## TASK INSTRUCTIONS
Would you return all of this data exactly, leaving nothing out?
====== EXERCISE INPUTS
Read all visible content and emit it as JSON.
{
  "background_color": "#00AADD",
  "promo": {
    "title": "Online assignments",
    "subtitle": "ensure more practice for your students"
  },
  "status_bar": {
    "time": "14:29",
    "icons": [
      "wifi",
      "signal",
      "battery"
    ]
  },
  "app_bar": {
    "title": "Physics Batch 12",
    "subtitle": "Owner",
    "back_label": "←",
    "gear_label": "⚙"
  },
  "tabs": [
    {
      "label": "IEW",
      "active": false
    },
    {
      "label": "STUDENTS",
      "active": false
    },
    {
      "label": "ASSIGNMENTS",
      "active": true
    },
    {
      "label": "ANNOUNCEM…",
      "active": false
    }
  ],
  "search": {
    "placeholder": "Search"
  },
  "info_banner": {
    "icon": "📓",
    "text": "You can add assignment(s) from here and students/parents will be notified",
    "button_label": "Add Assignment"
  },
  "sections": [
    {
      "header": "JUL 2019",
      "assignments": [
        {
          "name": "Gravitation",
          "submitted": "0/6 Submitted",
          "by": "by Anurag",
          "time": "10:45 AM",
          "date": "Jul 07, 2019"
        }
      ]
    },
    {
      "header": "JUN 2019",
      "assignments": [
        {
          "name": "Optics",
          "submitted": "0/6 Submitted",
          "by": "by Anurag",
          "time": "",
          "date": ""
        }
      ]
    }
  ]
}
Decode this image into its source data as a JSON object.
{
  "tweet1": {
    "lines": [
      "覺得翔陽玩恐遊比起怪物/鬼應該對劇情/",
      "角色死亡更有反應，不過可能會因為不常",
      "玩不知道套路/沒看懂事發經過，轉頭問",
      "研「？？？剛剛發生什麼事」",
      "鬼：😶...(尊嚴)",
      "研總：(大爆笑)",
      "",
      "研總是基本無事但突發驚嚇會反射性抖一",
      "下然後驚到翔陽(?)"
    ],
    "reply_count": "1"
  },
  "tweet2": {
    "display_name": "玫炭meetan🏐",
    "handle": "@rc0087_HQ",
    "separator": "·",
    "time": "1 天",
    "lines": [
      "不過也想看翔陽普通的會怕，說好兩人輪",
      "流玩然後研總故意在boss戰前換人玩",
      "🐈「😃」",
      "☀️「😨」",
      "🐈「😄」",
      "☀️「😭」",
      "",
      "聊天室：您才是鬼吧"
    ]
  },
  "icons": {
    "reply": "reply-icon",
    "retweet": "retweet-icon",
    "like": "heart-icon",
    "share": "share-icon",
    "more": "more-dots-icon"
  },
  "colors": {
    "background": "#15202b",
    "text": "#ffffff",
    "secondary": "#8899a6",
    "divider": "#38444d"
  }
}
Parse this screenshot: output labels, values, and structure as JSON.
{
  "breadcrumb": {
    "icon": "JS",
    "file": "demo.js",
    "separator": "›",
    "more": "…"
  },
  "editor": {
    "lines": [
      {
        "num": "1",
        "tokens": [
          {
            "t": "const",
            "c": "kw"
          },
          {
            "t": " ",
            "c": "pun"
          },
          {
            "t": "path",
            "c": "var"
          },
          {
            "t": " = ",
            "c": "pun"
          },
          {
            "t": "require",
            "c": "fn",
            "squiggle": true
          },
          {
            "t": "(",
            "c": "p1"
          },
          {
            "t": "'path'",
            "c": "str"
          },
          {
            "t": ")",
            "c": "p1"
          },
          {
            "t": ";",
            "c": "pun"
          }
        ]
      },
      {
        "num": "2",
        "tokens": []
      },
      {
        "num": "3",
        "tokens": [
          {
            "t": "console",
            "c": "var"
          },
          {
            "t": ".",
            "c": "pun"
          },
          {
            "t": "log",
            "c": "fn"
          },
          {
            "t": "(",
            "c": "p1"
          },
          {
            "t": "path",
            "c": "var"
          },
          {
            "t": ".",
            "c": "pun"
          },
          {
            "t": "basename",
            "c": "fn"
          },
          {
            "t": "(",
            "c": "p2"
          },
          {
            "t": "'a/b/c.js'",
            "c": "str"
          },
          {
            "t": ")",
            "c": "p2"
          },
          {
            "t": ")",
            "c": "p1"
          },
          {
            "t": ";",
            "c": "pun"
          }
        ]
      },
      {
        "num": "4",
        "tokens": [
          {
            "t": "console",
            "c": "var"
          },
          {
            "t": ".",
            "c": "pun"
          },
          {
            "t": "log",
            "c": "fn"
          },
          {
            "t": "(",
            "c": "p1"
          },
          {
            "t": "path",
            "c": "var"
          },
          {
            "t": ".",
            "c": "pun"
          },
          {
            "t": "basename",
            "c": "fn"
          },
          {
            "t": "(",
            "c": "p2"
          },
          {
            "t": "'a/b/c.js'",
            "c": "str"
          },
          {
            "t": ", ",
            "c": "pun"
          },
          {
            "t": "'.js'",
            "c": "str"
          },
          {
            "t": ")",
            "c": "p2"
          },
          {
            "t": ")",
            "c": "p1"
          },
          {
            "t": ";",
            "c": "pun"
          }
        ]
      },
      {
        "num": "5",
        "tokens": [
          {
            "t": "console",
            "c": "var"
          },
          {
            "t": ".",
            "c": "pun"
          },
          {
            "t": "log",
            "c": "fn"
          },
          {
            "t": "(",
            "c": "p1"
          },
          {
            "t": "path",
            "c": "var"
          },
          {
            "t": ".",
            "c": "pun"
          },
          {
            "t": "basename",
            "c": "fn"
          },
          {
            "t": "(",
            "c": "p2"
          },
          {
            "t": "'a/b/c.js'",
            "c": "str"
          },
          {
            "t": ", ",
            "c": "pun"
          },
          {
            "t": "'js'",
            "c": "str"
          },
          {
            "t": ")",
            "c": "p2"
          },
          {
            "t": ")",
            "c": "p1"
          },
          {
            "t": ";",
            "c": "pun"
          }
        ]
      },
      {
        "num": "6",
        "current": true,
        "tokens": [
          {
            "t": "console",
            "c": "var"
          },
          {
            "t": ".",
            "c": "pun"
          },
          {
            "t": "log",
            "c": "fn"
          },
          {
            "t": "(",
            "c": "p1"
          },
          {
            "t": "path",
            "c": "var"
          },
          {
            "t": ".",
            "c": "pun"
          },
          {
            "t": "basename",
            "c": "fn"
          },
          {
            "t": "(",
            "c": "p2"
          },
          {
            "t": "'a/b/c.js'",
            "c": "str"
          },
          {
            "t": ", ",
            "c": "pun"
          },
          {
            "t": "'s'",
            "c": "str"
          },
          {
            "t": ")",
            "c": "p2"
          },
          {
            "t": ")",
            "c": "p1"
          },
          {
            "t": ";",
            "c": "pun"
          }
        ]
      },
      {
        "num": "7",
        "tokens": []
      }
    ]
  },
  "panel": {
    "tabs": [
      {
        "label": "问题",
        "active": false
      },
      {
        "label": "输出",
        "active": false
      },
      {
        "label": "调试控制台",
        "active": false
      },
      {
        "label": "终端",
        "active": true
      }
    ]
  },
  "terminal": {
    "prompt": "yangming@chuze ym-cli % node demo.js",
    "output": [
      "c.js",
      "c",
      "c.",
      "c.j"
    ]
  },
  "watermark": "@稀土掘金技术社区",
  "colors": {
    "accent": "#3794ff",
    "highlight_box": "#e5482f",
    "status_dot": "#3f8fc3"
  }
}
============
## EXERCISE RESPONSE
Read all visible content and emit it as JSON.
{
  "background_color": "#00AADD",
  "promo": {
    "title": "Online assignments",
    "subtitle": "ensure more practice for your students"
  },
  "status_bar": {
    "time": "14:29",
    "icons": [
      "wifi",
      "signal",
      "battery"
    ]
  },
  "app_bar": {
    "title": "Physics Batch 12",
    "subtitle": "Owner",
    "back_label": "←",
    "gear_label": "⚙"
  },
  "tabs": [
    {
      "label": "IEW",
      "active": false
    },
    {
      "label": "STUDENTS",
      "active": false
    },
    {
      "label": "ASSIGNMENTS",
      "active": true
    },
    {
      "label": "ANNOUNCEM…",
      "active": false
    }
  ],
  "search": {
    "placeholder": "Search"
  },
  "info_banner": {
    "icon": "📓",
    "text": "You can add assignment(s) from here and students/parents will be notified",
    "button_label": "Add Assignment"
  },
  "sections": [
    {
      "header": "JUL 2019",
      "assignments": [
        {
          "name": "Gravitation",
          "submitted": "0/6 Submitted",
          "by": "by Anurag",
          "time": "10:45 AM",
          "date": "Jul 07, 2019"
        }
      ]
    },
    {
      "header": "JUN 2019",
      "assignments": [
        {
          "name": "Optics",
          "submitted": "0/6 Submitted",
          "by": "by Anurag",
          "time": "",
          "date": ""
        }
      ]
    }
  ]
}
Decode this image into its source data as a JSON object.
{
  "tweet1": {
    "lines": [
      "覺得翔陽玩恐遊比起怪物/鬼應該對劇情/",
      "角色死亡更有反應，不過可能會因為不常",
      "玩不知道套路/沒看懂事發經過，轉頭問",
      "研「？？？剛剛發生什麼事」",
      "鬼：😶...(尊嚴)",
      "研總：(大爆笑)",
      "",
      "研總是基本無事但突發驚嚇會反射性抖一",
      "下然後驚到翔陽(?)"
    ],
    "reply_count": "1"
  },
  "tweet2": {
    "display_name": "玫炭meetan🏐",
    "handle": "@rc0087_HQ",
    "separator": "·",
    "time": "1 天",
    "lines": [
      "不過也想看翔陽普通的會怕，說好兩人輪",
      "流玩然後研總故意在boss戰前換人玩",
      "🐈「😃」",
      "☀️「😨」",
      "🐈「😄」",
      "☀️「😭」",
      "",
      "聊天室：您才是鬼吧"
    ]
  },
  "icons": {
    "reply": "reply-icon",
    "retweet": "retweet-icon",
    "like": "heart-icon",
    "share": "share-icon",
    "more": "more-dots-icon"
  },
  "colors": {
    "background": "#15202b",
    "text": "#ffffff",
    "secondary": "#8899a6",
    "divider": "#38444d"
  }
}
Parse this screenshot: output labels, values, and structure as JSON.
{
  "breadcrumb": {
    "icon": "JS",
    "file": "demo.js",
    "separator": "›",
    "more": "…"
  },
  "editor": {
    "lines": [
      {
        "num": "1",
        "tokens": [
          {
            "t": "const",
            "c": "kw"
          },
          {
            "t": " ",
            "c": "pun"
          },
          {
            "t": "path",
            "c": "var"
          },
          {
            "t": " = ",
            "c": "pun"
          },
          {
            "t": "require",
            "c": "fn",
            "squiggle": true
          },
          {
            "t": "(",
            "c": "p1"
          },
          {
            "t": "'path'",
            "c": "str"
          },
          {
            "t": ")",
            "c": "p1"
          },
          {
            "t": ";",
            "c": "pun"
          }
        ]
      },
      {
        "num": "2",
        "tokens": []
      },
      {
        "num": "3",
        "tokens": [
          {
            "t": "console",
            "c": "var"
          },
          {
            "t": ".",
            "c": "pun"
          },
          {
            "t": "log",
            "c": "fn"
          },
          {
            "t": "(",
            "c": "p1"
          },
          {
            "t": "path",
            "c": "var"
          },
          {
            "t": ".",
            "c": "pun"
          },
          {
            "t": "basename",
            "c": "fn"
          },
          {
            "t": "(",
            "c": "p2"
          },
          {
            "t": "'a/b/c.js'",
            "c": "str"
          },
          {
            "t": ")",
            "c": "p2"
          },
          {
            "t": ")",
            "c": "p1"
          },
          {
            "t": ";",
            "c": "pun"
          }
        ]
      },
      {
        "num": "4",
        "tokens": [
          {
            "t": "console",
            "c": "var"
          },
          {
            "t": ".",
            "c": "pun"
          },
          {
            "t": "log",
            "c": "fn"
          },
          {
            "t": "(",
            "c": "p1"
          },
          {
            "t": "path",
            "c": "var"
          },
          {
            "t": ".",
            "c": "pun"
          },
          {
            "t": "basename",
            "c": "fn"
          },
          {
            "t": "(",
            "c": "p2"
          },
          {
            "t": "'a/b/c.js'",
            "c": "str"
          },
          {
            "t": ", ",
            "c": "pun"
          },
          {
            "t": "'.js'",
            "c": "str"
          },
          {
            "t": ")",
            "c": "p2"
          },
          {
            "t": ")",
            "c": "p1"
          },
          {
            "t": ";",
            "c": "pun"
          }
        ]
      },
      {
        "num": "5",
        "tokens": [
          {
            "t": "console",
            "c": "var"
          },
          {
            "t": ".",
            "c": "pun"
          },
          {
            "t": "log",
            "c": "fn"
          },
          {
            "t": "(",
            "c": "p1"
          },
          {
            "t": "path",
            "c": "var"
          },
          {
            "t": ".",
            "c": "pun"
          },
          {
            "t": "basename",
            "c": "fn"
          },
          {
            "t": "(",
            "c": "p2"
          },
          {
            "t": "'a/b/c.js'",
            "c": "str"
          },
          {
            "t": ", ",
            "c": "pun"
          },
          {
            "t": "'js'",
            "c": "str"
          },
          {
            "t": ")",
            "c": "p2"
          },
          {
            "t": ")",
            "c": "p1"
          },
          {
            "t": ";",
            "c": "pun"
          }
        ]
      },
      {
        "num": "6",
        "current": true,
        "tokens": [
          {
            "t": "console",
            "c": "var"
          },
          {
            "t": ".",
            "c": "pun"
          },
          {
            "t": "log",
            "c": "fn"
          },
          {
            "t": "(",
            "c": "p1"
          },
          {
            "t": "path",
            "c": "var"
          },
          {
            "t": ".",
            "c": "pun"
          },
          {
            "t": "basename",
            "c": "fn"
          },
          {
            "t": "(",
            "c": "p2"
          },
          {
            "t": "'a/b/c.js'",
            "c": "str"
          },
          {
            "t": ", ",
            "c": "pun"
          },
          {
            "t": "'s'",
            "c": "str"
          },
          {
            "t": ")",
            "c": "p2"
          },
          {
            "t": ")",
            "c": "p1"
          },
          {
            "t": ";",
            "c": "pun"
          }
        ]
      },
      {
        "num": "7",
        "tokens": []
      }
    ]
  },
  "panel": {
    "tabs": [
      {
        "label": "问题",
        "active": false
      },
      {
        "label": "输出",
        "active": false
      },
      {
        "label": "调试控制台",
        "active": false
      },
      {
        "label": "终端",
        "active": true
      }
    ]
  },
  "terminal": {
    "prompt": "yangming@chuze ym-cli % node demo.js",
    "output": [
      "c.js",
      "c",
      "c.",
      "c.j"
    ]
  },
  "watermark": "@稀土掘金技术社区",
  "colors": {
    "accent": "#3794ff",
    "highlight_box": "#e5482f",
    "status_dot": "#3f8fc3"
  }
}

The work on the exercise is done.